▶ [EXERCISE TASK] Find each line with the word "only" and say how many there are, nothing else.
--- Begin DATA ROWS ---
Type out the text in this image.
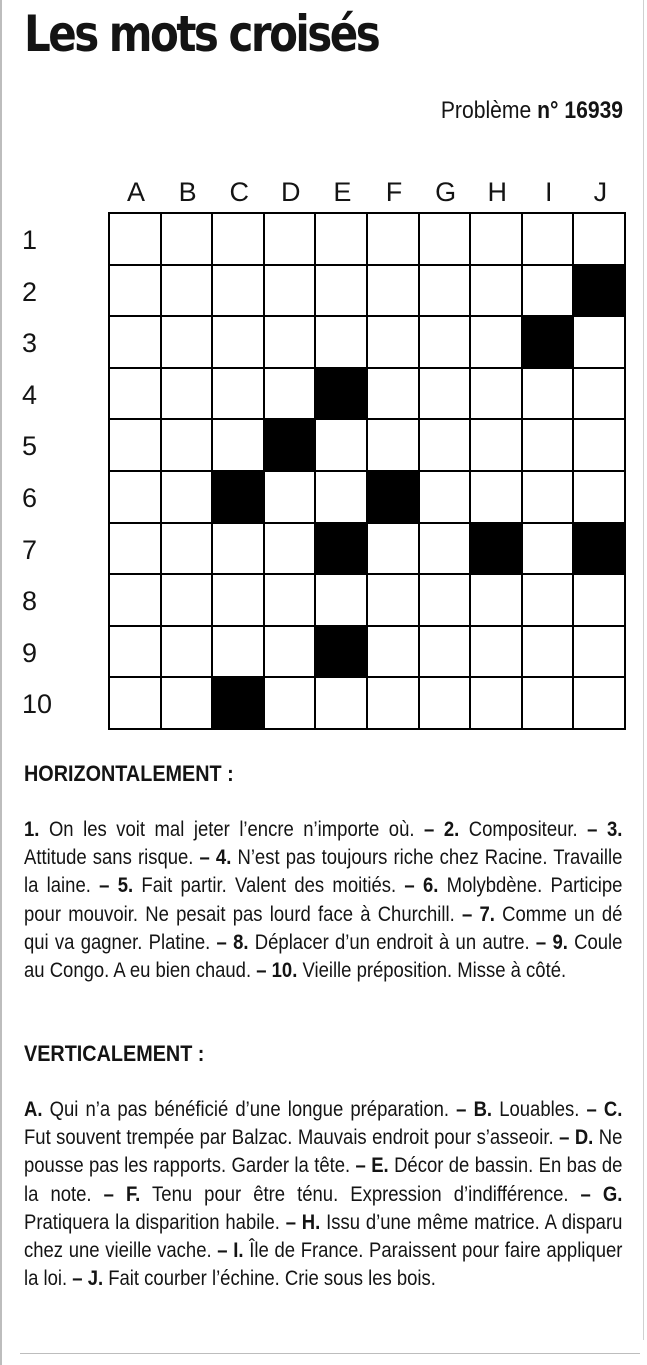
Les mots croisés
Problème n° 16939
A	B	C	D	E	F	G	H	I	J
1
2
3
4
5
6
7
8
9
10
HORIZONTALEMENT :

1. On les voit mal jeter l’encre n’importe où. – 2. Compositeur. – 3. Attitude sans risque. – 4. N’est pas toujours riche chez Racine. Travaille la laine. – 5. Fait partir. Valent des moitiés. – 6. Molybdène. Participe pour mouvoir. Ne pesait pas lourd face à Churchill. – 7. Comme un dé qui va gagner. Platine. – 8. Déplacer d’un endroit à un autre. – 9. Coule au Congo. A eu bien chaud. – 10. Vieille préposition. Misse à côté.

VERTICALEMENT :

A. Qui n’a pas bénéficié d’une longue préparation. – B. Louables. – C. Fut souvent trempée par Balzac. Mauvais endroit pour s’asseoir. – D. Ne pousse pas les rapports. Garder la tête. – E. Décor de bassin. En bas de la note. – F. Tenu pour être ténu. Expression d’indifférence. – G. Pratiquera la disparition habile. – H. Issu d’une même matrice. A disparu chez une vieille vache. – I. Île de France. Paraissent pour faire appliquer la loi. – J. Fait courber l’échine. Crie sous les bois.
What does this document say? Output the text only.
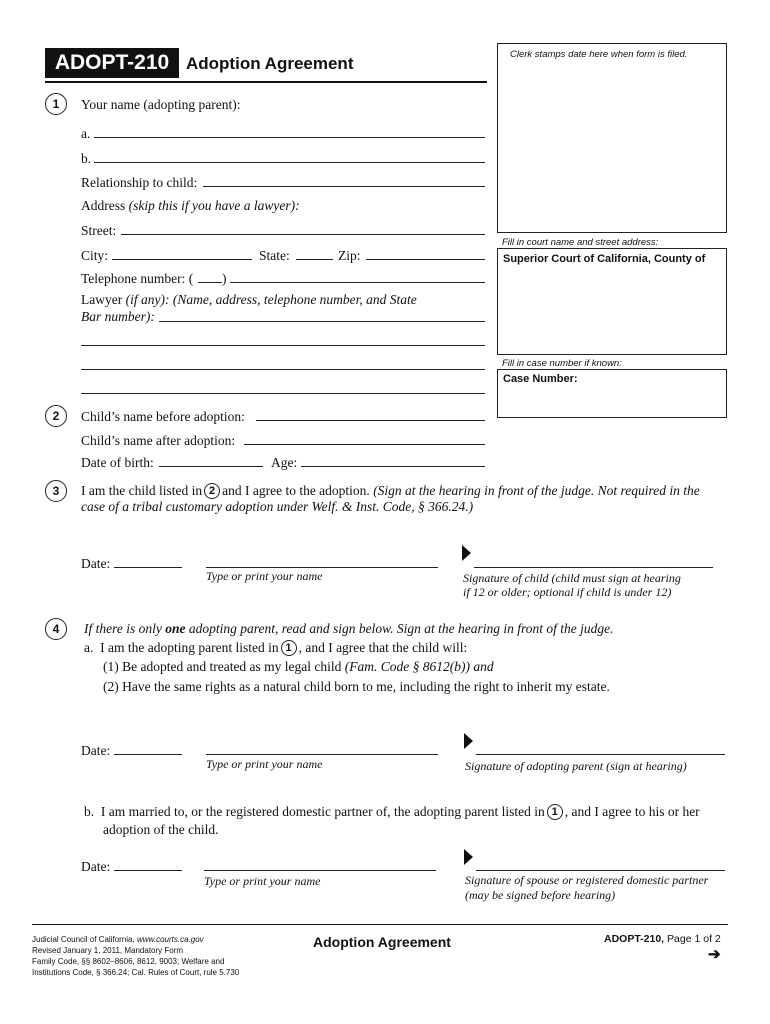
ADOPT-210 Adoption Agreement	Clerk stamps date here when form is filed.
Fill in court name and street address:
Superior Court of California, County of
Fill in case number if known:
Case Number:
1	Your name (adopting parent):
a.
b.
Relationship to child:
Address (skip this if you have a lawyer):
Street:
City:	State:	Zip:
Telephone number: ( )
Lawyer (if any): (Name, address, telephone number, and State
Bar number):
2	Child’s name before adoption:
Child’s name after adoption:
Date of birth:	Age:
3	I am the child listed in 2 and I agree to the adoption. (Sign at the hearing in front of the judge. Not required in the
case of a tribal customary adoption under Welf. & Inst. Code, § 366.24.)
Date:
Type or print your name	Signature of child (child must sign at hearing
if 12 or older; optional if child is under 12)
4	If there is only one adopting parent, read and sign below. Sign at the hearing in front of the judge.
a. I am the adopting parent listed in 1 , and I agree that the child will:
(1) Be adopted and treated as my legal child (Fam. Code § 8612(b)) and
(2) Have the same rights as a natural child born to me, including the right to inherit my estate.
Date:
Type or print your name	Signature of adopting parent (sign at hearing)
b. I am married to, or the registered domestic partner of, the adopting parent listed in 1 , and I agree to his or her
adoption of the child.
Date:
Type or print your name	Signature of spouse or registered domestic partner
(may be signed before hearing)
Judicial Council of California, www.courts.ca.gov
Revised January 1, 2011, Mandatory Form
Family Code, §§ 8602–8606, 8612, 9003; Welfare and
Institutions Code, § 366.24; Cal. Rules of Court, rule 5.730
Adoption Agreement	ADOPT-210, Page 1 of 2
➔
--- End DATA ROWS ---
▶ [TASK OUTPUT] 2